#### Problem to solve
Scan the records for the string "JSON"; copy each line where it occurs.

========================

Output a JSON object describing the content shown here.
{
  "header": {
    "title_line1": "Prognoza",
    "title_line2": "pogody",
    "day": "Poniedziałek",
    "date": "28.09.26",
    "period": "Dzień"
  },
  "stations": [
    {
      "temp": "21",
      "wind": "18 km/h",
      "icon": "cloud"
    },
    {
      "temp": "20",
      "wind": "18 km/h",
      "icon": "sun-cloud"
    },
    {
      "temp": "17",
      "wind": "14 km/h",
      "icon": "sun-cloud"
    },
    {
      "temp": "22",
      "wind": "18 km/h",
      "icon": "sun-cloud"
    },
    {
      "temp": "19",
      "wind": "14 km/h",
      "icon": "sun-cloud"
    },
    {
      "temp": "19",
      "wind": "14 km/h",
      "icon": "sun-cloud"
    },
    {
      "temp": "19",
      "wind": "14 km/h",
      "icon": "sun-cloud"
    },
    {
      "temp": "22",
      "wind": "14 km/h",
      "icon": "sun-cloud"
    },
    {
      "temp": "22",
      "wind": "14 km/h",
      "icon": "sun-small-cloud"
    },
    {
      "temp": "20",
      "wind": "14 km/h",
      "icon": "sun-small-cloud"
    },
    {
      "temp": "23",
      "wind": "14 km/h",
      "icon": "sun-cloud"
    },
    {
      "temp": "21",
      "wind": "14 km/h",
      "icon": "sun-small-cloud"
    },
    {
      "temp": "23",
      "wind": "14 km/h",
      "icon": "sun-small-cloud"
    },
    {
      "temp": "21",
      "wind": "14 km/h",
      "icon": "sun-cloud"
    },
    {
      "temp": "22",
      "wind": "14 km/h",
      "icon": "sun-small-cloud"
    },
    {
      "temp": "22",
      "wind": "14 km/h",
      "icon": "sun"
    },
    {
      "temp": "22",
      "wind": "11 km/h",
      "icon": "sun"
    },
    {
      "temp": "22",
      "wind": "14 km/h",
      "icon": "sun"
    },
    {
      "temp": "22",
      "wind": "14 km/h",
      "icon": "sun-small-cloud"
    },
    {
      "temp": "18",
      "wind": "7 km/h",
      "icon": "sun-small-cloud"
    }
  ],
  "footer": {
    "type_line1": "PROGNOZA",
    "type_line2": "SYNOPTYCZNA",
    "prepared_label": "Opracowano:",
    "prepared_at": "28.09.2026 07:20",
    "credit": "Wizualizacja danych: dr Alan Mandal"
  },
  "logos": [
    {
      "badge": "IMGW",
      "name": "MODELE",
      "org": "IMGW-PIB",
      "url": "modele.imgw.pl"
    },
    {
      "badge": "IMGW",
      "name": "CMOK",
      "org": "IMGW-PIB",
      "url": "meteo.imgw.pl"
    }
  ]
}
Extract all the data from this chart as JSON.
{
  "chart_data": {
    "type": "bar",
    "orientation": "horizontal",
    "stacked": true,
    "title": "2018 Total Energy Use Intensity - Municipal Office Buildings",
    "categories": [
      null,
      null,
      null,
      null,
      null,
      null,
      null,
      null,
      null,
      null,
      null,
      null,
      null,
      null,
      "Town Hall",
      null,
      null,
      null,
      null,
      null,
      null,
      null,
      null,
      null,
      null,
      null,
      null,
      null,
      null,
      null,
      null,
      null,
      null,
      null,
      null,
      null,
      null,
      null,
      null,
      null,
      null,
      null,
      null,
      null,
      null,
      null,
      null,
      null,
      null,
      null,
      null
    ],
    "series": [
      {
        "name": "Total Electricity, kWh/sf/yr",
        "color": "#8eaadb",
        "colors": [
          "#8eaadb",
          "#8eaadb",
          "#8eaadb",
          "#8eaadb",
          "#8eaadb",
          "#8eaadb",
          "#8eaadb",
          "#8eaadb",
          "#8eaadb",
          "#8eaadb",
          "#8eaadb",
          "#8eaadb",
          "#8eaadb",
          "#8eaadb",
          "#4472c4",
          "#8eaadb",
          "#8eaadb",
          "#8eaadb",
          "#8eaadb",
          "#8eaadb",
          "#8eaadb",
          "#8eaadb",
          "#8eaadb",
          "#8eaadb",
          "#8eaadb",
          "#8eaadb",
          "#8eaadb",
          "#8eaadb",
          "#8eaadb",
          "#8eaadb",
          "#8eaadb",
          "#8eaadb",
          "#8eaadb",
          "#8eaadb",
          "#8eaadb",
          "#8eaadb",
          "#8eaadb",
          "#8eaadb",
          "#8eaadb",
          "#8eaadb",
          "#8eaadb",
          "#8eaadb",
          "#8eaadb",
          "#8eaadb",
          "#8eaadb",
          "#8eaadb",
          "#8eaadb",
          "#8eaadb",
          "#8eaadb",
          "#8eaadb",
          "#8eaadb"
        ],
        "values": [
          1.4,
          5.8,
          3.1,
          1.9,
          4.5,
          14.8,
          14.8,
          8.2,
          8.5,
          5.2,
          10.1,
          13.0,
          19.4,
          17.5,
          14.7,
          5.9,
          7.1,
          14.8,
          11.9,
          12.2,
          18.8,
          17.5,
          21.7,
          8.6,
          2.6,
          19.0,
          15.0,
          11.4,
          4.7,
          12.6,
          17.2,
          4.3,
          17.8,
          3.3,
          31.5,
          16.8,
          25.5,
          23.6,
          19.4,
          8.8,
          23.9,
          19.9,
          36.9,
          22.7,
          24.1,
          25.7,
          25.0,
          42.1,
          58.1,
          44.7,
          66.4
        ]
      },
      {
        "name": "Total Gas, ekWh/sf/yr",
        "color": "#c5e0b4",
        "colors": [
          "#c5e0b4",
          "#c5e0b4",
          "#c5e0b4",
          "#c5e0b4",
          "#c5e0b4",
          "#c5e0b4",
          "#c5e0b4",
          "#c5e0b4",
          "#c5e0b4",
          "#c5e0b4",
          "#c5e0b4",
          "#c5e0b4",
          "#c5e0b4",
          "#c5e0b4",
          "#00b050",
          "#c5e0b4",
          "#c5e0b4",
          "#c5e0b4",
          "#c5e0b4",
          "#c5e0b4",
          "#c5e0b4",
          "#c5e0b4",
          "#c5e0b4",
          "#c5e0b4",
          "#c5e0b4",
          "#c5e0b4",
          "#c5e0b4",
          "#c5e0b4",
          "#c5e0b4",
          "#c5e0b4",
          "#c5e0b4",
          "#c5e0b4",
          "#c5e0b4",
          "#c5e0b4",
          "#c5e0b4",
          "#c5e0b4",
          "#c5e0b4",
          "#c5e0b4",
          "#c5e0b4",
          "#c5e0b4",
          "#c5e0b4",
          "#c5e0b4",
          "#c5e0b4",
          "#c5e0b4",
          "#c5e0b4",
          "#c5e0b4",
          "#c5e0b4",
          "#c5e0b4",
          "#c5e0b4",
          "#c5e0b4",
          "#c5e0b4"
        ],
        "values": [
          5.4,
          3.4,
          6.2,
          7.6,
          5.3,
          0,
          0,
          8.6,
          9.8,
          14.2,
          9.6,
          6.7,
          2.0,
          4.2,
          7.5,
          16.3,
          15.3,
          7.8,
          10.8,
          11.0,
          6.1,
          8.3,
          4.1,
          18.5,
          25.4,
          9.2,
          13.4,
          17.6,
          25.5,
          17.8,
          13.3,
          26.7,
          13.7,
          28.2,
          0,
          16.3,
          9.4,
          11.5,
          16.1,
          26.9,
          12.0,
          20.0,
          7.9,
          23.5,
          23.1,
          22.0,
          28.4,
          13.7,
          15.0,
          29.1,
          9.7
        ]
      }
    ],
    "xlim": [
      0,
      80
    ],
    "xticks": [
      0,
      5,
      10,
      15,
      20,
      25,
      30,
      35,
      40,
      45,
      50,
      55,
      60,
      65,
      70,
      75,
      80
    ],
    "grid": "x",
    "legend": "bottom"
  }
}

========================

#### Solution to the exercise
Output a JSON object describing the content shown here.
Extract all the data from this chart as JSON.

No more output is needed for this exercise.